What this task involves: Find every line in the records below that holds the word "content", and copy it out.

Extracted material:
• • • • • • •

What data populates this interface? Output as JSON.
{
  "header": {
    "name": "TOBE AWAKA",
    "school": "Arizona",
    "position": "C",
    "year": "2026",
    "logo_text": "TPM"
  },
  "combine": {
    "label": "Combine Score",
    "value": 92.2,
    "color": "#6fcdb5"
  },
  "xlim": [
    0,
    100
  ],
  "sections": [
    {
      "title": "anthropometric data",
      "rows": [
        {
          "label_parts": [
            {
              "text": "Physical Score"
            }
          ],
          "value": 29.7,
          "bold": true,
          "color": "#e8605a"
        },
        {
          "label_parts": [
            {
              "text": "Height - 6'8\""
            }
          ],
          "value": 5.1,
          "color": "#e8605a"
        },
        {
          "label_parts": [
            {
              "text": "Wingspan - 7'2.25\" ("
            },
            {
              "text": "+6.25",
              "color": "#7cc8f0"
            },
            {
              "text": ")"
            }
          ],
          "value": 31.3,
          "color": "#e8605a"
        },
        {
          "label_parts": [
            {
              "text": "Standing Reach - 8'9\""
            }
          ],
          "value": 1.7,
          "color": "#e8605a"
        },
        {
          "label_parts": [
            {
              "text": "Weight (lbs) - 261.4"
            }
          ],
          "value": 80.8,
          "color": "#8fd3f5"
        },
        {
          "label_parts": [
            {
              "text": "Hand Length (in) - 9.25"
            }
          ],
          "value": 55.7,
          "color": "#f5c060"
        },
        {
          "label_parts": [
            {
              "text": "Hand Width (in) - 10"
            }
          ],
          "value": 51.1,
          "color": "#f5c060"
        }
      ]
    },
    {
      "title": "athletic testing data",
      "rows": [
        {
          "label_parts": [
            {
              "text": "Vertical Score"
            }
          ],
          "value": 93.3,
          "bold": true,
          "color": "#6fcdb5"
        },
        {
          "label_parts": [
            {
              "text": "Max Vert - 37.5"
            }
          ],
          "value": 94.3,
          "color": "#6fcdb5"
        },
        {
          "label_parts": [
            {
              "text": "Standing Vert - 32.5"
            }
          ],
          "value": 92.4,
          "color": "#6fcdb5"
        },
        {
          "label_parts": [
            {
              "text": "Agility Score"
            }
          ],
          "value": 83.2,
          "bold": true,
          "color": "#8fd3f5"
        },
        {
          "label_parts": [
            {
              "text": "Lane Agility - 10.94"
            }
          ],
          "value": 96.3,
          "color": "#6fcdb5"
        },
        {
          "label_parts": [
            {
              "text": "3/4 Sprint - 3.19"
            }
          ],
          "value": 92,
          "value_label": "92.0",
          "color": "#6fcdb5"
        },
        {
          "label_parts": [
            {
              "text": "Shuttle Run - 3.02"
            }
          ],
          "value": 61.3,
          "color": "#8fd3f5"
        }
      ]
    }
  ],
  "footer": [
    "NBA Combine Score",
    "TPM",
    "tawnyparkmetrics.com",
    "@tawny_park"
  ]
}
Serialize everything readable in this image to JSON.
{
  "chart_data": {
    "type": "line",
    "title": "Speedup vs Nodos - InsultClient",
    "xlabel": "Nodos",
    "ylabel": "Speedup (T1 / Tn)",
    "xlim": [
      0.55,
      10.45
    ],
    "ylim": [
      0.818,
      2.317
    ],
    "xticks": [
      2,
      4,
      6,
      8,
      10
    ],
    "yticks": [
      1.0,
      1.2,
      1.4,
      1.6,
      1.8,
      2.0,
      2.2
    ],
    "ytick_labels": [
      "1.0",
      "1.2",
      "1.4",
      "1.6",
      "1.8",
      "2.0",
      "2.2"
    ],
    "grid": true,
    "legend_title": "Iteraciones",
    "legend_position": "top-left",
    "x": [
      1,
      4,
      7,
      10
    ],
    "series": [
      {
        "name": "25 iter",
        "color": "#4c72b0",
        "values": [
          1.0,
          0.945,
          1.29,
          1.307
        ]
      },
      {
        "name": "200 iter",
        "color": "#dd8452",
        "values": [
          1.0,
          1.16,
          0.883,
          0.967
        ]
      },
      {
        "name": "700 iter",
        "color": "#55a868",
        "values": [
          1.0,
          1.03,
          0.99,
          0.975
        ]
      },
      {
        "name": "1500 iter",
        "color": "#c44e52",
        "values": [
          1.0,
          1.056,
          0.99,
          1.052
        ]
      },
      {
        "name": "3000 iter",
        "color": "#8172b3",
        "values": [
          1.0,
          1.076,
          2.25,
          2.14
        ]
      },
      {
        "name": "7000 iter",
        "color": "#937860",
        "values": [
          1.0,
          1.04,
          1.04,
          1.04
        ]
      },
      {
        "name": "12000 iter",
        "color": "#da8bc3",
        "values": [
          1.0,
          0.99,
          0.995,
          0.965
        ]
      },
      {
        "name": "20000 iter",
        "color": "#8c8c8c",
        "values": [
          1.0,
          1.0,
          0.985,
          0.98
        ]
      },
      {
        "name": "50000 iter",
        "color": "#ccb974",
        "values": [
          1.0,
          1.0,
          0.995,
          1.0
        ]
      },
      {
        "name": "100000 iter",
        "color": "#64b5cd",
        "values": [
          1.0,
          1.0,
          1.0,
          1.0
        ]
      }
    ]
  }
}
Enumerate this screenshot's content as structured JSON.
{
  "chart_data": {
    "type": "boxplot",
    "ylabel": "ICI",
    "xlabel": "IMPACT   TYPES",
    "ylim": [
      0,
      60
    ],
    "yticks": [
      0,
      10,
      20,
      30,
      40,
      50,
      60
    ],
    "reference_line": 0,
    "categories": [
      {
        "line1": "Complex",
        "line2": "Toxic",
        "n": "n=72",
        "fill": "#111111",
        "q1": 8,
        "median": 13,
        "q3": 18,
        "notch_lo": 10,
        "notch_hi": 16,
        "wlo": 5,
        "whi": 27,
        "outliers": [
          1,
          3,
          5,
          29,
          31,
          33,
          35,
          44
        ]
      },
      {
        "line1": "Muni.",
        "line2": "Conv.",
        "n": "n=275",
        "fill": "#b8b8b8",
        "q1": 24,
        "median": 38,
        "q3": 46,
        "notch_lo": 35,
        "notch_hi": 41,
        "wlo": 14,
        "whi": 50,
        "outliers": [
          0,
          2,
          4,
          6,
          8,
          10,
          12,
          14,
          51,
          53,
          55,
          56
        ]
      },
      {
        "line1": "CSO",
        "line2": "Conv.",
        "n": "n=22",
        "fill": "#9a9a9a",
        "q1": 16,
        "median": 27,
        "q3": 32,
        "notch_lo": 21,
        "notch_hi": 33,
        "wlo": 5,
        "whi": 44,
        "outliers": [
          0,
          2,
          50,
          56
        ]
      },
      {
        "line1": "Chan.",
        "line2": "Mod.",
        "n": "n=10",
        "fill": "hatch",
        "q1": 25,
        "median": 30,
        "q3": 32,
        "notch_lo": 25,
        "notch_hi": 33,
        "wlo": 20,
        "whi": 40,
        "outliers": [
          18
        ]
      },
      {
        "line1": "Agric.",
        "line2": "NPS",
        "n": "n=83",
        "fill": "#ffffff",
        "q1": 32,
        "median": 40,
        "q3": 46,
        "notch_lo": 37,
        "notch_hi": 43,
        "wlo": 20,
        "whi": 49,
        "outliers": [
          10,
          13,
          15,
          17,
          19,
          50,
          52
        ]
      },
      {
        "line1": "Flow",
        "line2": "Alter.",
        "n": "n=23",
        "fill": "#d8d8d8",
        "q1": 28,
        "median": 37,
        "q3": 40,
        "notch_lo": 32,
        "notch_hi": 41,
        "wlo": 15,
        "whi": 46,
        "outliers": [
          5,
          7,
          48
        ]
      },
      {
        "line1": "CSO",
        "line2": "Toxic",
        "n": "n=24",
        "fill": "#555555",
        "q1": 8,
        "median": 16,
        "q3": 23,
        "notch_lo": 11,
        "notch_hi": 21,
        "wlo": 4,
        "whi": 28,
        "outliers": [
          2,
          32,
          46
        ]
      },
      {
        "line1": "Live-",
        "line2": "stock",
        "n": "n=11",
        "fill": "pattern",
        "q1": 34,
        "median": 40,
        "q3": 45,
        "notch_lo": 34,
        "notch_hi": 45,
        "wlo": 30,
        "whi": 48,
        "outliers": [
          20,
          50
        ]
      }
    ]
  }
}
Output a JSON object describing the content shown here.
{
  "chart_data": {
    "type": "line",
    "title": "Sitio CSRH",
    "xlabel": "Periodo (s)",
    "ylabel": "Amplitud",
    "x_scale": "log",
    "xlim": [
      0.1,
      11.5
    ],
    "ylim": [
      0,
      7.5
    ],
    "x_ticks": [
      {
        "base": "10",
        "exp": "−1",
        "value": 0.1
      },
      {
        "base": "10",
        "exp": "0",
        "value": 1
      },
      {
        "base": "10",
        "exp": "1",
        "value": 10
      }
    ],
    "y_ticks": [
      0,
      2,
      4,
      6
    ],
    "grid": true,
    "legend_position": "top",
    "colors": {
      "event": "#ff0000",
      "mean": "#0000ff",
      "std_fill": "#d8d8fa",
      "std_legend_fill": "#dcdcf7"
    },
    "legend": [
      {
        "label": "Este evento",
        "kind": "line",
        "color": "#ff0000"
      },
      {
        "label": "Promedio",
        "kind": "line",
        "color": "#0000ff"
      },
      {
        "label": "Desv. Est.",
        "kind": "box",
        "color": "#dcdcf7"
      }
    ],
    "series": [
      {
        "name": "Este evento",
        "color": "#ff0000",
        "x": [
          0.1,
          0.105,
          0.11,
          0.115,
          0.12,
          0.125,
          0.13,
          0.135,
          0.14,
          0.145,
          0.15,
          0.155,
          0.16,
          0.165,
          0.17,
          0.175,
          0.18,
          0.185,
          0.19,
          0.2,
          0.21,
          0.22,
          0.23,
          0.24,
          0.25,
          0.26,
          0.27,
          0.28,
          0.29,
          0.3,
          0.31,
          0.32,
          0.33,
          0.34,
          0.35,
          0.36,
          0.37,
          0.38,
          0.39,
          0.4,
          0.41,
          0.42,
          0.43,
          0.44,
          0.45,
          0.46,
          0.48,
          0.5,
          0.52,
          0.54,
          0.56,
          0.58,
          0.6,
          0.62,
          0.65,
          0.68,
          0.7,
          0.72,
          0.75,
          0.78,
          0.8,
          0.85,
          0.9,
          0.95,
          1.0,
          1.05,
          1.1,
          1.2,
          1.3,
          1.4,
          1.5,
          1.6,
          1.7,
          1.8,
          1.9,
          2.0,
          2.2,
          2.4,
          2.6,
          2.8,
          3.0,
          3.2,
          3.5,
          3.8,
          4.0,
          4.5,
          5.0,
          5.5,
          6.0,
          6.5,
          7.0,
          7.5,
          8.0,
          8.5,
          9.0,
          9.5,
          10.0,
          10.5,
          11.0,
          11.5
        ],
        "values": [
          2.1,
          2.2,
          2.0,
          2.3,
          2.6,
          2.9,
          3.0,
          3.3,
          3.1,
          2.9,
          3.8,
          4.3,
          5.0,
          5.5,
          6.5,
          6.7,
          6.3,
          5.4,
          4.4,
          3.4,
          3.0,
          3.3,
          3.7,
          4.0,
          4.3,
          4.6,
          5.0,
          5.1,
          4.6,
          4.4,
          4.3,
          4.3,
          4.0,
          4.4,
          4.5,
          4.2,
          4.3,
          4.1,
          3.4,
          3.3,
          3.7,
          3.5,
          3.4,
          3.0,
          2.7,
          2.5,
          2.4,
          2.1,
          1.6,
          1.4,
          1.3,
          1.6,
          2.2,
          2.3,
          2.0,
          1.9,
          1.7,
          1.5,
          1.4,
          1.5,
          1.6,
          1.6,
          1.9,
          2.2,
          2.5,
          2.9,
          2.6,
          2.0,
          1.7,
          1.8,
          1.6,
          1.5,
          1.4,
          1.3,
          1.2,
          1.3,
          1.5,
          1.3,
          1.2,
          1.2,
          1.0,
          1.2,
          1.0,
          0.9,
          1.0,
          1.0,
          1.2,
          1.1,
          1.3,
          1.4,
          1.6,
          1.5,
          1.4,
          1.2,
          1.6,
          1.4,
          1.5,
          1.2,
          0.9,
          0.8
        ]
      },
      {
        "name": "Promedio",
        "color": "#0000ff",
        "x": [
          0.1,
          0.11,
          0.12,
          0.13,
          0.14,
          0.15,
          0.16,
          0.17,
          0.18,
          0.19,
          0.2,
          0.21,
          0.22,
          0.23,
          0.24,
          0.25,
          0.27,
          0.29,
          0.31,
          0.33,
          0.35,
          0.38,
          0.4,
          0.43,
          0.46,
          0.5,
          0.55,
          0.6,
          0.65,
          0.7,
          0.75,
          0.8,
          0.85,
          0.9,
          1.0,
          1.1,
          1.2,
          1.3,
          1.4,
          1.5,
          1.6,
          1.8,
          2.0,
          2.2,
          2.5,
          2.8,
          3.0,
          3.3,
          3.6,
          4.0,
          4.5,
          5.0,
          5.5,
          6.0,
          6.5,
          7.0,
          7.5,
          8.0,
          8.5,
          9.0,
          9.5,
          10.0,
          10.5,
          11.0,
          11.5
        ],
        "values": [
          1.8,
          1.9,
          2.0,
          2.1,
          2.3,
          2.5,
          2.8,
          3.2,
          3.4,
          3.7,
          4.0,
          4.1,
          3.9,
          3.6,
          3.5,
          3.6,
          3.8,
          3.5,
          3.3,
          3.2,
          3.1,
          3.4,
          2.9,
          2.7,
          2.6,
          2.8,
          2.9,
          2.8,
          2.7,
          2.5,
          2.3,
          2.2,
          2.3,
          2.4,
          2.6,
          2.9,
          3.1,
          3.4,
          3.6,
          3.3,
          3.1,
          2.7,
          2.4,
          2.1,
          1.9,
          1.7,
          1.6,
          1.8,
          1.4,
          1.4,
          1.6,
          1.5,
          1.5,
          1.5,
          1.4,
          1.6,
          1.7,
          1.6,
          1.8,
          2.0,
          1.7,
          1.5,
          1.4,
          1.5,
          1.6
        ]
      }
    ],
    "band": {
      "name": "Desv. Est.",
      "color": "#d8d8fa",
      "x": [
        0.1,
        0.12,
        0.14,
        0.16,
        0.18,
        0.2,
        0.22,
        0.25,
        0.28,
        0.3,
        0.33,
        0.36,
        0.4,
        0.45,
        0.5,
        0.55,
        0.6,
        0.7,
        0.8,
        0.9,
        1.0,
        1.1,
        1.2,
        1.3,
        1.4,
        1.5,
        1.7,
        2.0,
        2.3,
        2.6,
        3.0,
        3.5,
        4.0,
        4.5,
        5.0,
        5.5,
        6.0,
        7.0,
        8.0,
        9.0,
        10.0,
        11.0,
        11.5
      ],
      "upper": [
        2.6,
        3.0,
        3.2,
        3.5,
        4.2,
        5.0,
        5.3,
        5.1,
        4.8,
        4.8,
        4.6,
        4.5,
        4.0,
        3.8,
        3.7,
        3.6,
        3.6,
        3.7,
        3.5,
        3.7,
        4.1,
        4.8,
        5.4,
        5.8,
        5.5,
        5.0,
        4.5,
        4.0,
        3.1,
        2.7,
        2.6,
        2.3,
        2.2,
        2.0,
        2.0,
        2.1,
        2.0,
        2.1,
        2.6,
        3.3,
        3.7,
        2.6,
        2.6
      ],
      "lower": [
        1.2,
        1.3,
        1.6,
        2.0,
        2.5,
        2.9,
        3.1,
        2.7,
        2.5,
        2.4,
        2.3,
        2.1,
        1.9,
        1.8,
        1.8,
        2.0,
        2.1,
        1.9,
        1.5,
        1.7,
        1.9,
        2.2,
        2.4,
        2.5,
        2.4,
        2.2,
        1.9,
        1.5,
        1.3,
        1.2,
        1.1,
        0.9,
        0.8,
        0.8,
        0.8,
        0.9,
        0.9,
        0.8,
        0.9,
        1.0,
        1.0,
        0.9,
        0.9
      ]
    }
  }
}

• • • • • • •

Correct result:
Enumerate this screenshot's content as structured JSON.
Output a JSON object describing the content shown here.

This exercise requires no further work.